## TASK
Copy each line exactly. Drop every picture.

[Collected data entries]
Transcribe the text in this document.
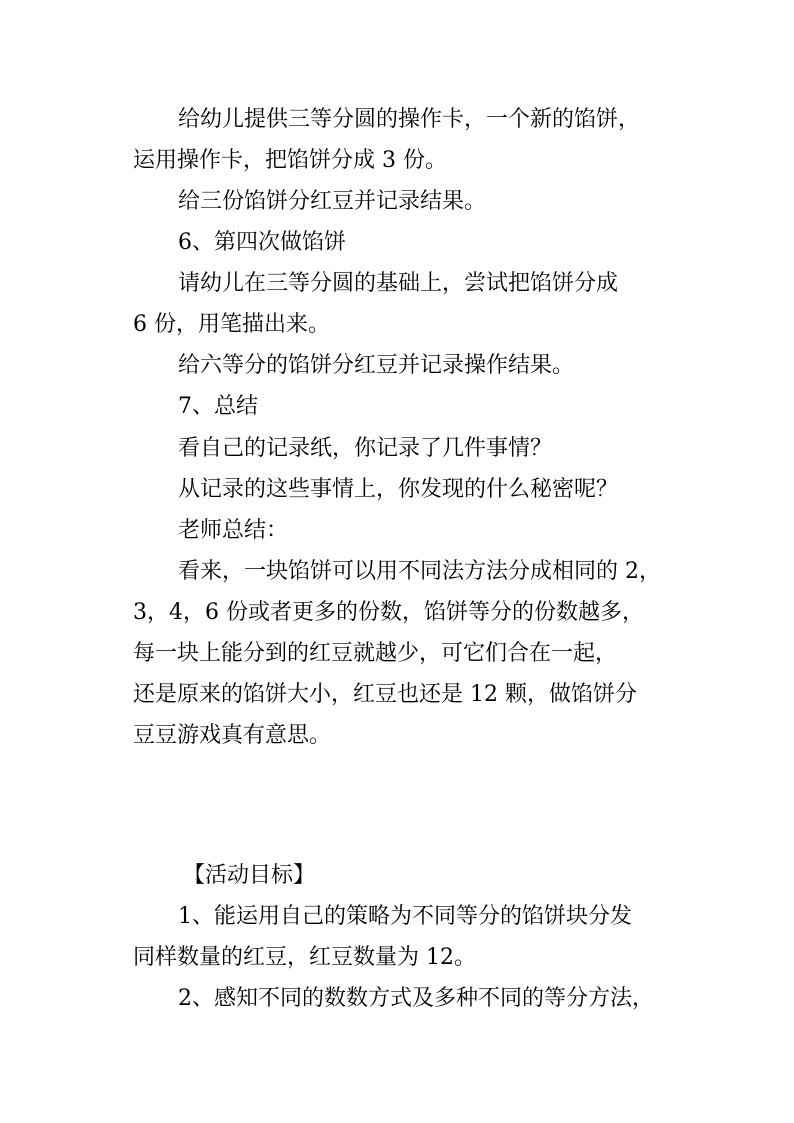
给幼儿提供三等分圆的操作卡，一个新的馅饼，
运用操作卡，把馅饼分成 3 份。
给三份馅饼分红豆并记录结果。
6、第四次做馅饼
请幼儿在三等分圆的基础上，尝试把馅饼分成
6 份，用笔描出来。
给六等分的馅饼分红豆并记录操作结果。
7、总结
看自己的记录纸，你记录了几件事情？
从记录的这些事情上，你发现的什么秘密呢？
老师总结：
看来，一块馅饼可以用不同法方法分成相同的 2，
3，4，6 份或者更多的份数，馅饼等分的份数越多，
每一块上能分到的红豆就越少，可它们合在一起，
还是原来的馅饼大小，红豆也还是 12 颗，做馅饼分
豆豆游戏真有意思。
【活动目标】
1、能运用自己的策略为不同等分的馅饼块分发
同样数量的红豆，红豆数量为 12。
2、感知不同的数数方式及多种不同的等分方法，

## FINISHED EXERCISE
Transcribe the text in this document.
给幼儿提供三等分圆的操作卡，一个新的馅饼，
运用操作卡，把馅饼分成 3 份。
给三份馅饼分红豆并记录结果。
6、第四次做馅饼
请幼儿在三等分圆的基础上，尝试把馅饼分成
6 份，用笔描出来。
给六等分的馅饼分红豆并记录操作结果。
7、总结
看自己的记录纸，你记录了几件事情？
从记录的这些事情上，你发现的什么秘密呢？
老师总结：
看来，一块馅饼可以用不同法方法分成相同的 2，
3，4，6 份或者更多的份数，馅饼等分的份数越多，
每一块上能分到的红豆就越少，可它们合在一起，
还是原来的馅饼大小，红豆也还是 12 颗，做馅饼分
豆豆游戏真有意思。
【活动目标】
1、能运用自己的策略为不同等分的馅饼块分发
同样数量的红豆，红豆数量为 12。
2、感知不同的数数方式及多种不同的等分方法，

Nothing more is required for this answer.